EXERCISE TASK:
Find each line that has the string "document" and give the total, with nothing else.

Lines of data

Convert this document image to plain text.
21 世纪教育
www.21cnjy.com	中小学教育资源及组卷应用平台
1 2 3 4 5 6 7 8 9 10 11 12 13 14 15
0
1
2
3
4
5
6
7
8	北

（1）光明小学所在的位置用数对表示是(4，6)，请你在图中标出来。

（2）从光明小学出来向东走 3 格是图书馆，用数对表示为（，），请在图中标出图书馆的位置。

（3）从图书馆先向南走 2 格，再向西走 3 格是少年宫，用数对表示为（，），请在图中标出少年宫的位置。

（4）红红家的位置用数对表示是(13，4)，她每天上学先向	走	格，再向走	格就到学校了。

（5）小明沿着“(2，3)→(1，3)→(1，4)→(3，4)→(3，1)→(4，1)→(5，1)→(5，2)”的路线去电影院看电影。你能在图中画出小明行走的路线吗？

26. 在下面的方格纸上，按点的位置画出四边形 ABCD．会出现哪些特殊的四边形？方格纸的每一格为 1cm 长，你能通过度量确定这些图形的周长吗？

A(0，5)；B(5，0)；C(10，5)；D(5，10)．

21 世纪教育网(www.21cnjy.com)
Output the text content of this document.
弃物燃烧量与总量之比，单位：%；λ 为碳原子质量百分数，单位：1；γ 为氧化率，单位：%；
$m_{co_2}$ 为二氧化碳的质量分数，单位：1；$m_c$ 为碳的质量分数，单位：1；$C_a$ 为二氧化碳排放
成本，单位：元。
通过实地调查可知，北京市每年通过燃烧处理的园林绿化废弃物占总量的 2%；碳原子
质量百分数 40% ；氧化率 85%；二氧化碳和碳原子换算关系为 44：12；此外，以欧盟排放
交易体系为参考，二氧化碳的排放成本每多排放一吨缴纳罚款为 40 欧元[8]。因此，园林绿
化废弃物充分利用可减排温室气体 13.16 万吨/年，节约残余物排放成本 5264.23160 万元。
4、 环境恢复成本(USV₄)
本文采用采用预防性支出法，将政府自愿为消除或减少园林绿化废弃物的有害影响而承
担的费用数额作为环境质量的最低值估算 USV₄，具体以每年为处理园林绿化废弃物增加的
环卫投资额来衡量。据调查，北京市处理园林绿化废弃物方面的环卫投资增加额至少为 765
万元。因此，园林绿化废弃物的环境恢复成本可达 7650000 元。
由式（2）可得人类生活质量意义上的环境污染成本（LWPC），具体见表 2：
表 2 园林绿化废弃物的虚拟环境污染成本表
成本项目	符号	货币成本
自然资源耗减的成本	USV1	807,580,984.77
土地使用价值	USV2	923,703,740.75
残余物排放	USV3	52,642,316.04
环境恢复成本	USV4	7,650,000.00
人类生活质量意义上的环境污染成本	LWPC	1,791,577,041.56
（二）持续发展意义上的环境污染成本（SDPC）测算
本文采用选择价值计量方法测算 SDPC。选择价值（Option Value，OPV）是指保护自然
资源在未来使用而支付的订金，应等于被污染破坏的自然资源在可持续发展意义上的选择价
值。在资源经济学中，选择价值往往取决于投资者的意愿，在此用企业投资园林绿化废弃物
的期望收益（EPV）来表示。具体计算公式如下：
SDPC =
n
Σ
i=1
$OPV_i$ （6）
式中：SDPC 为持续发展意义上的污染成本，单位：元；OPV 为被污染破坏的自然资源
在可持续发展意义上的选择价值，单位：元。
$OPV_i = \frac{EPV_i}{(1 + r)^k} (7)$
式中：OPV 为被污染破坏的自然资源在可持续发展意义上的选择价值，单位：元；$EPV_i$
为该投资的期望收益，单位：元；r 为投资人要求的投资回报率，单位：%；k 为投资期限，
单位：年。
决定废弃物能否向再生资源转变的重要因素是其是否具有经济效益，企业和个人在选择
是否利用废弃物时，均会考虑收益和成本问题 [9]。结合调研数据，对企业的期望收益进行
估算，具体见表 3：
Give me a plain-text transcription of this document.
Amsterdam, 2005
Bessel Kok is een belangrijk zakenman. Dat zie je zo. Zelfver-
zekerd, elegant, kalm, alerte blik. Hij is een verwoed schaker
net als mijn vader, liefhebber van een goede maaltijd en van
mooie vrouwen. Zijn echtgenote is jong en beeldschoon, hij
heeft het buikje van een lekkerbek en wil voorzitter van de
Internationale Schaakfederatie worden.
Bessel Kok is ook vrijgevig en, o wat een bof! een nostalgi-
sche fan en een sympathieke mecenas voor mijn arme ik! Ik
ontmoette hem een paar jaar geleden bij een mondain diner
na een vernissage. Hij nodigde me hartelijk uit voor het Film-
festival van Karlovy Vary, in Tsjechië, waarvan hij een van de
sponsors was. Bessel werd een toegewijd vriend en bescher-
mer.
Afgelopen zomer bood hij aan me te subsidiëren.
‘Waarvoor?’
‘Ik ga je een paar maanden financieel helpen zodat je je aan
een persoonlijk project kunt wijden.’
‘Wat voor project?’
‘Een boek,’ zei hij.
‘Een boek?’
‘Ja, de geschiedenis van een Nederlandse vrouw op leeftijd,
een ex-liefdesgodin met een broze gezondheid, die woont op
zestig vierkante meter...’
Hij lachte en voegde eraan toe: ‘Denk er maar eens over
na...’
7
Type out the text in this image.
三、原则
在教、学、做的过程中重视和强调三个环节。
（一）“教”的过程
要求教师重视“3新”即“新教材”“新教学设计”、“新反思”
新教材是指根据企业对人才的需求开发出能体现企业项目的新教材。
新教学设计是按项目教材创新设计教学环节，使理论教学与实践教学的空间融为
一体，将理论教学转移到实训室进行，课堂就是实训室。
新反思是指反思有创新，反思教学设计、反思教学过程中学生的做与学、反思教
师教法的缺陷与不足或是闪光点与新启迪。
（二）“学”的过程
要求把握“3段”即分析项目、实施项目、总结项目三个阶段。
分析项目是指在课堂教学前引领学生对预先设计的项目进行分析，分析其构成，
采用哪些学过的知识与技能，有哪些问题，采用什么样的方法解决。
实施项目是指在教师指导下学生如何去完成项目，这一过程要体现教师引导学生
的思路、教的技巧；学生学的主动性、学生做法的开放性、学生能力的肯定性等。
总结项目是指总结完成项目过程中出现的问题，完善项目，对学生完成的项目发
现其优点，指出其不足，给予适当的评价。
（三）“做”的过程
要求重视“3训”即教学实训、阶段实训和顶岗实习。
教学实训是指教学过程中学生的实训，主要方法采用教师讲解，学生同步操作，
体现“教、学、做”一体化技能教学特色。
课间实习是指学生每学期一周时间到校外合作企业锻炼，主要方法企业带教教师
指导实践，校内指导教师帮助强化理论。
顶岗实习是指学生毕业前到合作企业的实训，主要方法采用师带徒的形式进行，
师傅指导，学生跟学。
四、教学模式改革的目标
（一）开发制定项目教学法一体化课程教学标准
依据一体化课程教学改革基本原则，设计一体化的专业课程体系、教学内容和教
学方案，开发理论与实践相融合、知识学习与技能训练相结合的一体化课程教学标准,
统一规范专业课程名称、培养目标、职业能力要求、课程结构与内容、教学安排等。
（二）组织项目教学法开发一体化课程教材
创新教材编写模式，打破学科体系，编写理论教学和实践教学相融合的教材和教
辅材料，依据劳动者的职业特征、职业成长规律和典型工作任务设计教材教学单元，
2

OUTPUT OF THE EXERCISE:
3